§ Problem description
Where a line contains the word "screenshot", copy that line.

§ Dataset extract
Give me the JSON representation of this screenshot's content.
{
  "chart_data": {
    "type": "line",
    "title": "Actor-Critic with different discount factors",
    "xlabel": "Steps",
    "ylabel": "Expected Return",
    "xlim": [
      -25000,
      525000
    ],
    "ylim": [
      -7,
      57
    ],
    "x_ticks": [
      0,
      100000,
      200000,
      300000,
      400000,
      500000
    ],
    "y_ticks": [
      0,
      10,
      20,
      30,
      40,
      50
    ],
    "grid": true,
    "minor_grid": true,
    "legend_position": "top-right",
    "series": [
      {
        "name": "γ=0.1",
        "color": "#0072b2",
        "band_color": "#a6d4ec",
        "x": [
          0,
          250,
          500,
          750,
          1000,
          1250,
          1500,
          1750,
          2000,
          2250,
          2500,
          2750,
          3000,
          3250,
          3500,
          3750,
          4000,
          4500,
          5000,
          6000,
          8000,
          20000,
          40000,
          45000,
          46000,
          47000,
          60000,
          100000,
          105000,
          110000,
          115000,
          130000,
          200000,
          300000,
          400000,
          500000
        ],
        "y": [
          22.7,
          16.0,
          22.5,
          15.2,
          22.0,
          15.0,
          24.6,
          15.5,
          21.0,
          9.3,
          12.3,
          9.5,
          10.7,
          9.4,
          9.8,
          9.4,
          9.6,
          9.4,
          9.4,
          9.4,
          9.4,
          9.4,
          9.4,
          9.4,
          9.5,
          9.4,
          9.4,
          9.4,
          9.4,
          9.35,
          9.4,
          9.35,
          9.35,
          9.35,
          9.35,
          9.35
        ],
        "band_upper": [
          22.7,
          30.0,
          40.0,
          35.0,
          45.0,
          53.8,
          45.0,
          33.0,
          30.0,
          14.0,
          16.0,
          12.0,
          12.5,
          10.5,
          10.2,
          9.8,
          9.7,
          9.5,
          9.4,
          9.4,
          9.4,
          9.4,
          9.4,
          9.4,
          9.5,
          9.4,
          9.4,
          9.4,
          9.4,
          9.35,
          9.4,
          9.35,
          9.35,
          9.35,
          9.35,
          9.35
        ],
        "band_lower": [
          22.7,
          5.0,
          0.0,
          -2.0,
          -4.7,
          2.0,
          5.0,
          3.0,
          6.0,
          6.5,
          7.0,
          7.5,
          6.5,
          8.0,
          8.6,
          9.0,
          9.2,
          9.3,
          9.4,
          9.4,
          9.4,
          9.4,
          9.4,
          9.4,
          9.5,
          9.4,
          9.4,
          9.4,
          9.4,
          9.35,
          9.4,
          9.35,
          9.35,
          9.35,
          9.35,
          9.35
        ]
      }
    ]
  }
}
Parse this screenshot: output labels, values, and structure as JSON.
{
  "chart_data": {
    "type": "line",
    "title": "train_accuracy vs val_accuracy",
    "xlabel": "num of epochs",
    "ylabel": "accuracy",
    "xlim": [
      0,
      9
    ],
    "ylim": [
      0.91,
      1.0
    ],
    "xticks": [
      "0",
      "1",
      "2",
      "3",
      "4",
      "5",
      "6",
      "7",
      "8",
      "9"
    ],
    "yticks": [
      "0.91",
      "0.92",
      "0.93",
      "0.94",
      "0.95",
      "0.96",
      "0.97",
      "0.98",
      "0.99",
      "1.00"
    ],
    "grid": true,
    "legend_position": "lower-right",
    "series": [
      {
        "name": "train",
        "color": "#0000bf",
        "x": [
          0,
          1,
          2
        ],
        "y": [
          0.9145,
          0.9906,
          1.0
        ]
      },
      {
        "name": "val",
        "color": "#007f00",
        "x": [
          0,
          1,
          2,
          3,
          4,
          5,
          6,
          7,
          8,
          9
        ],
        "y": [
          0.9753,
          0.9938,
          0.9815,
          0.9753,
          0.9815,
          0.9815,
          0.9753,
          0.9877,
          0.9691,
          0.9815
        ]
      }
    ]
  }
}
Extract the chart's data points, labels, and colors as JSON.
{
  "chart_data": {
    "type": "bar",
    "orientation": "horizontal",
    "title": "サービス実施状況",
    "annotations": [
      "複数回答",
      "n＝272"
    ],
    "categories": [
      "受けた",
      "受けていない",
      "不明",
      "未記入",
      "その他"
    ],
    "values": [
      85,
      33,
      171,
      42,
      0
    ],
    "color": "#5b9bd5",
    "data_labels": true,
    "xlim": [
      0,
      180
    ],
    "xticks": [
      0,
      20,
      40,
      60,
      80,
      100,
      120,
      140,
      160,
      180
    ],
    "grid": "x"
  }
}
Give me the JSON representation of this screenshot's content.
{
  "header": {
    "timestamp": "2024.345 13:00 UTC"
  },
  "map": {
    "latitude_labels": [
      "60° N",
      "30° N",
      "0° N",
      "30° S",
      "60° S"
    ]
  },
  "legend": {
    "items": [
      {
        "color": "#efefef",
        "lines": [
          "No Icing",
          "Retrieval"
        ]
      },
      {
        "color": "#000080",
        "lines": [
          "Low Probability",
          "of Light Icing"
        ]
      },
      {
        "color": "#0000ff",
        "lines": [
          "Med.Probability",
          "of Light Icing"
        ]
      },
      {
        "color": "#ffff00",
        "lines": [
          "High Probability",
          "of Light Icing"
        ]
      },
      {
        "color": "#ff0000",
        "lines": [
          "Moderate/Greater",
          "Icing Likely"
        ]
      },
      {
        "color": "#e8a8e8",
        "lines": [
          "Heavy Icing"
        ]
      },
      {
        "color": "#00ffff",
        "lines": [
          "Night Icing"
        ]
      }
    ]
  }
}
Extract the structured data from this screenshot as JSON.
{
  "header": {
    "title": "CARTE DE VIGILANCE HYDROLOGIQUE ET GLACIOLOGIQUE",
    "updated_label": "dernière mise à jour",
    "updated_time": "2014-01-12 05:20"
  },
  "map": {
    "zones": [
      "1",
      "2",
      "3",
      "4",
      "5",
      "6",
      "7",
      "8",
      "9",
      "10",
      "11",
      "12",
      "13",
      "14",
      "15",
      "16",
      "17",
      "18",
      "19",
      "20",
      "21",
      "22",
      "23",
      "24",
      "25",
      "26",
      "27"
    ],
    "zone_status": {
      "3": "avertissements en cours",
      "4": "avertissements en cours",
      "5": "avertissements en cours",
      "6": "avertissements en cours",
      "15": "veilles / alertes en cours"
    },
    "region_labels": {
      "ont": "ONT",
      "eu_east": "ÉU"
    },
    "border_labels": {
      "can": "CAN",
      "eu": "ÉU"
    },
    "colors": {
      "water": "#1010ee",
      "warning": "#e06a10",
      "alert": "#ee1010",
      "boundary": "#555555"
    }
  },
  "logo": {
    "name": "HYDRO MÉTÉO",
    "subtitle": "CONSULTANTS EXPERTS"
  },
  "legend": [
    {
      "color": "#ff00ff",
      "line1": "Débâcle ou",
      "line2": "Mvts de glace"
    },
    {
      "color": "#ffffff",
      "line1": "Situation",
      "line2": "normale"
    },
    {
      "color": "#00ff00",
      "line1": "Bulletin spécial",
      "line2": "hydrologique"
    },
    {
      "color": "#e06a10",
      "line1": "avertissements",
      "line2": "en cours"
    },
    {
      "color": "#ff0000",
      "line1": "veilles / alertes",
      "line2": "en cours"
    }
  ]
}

§ Full answer
Give me the JSON representation of this screenshot's content.
Parse this screenshot: output labels, values, and structure as JSON.
Give me the JSON representation of this screenshot's content.
Extract the structured data from this screenshot as JSON.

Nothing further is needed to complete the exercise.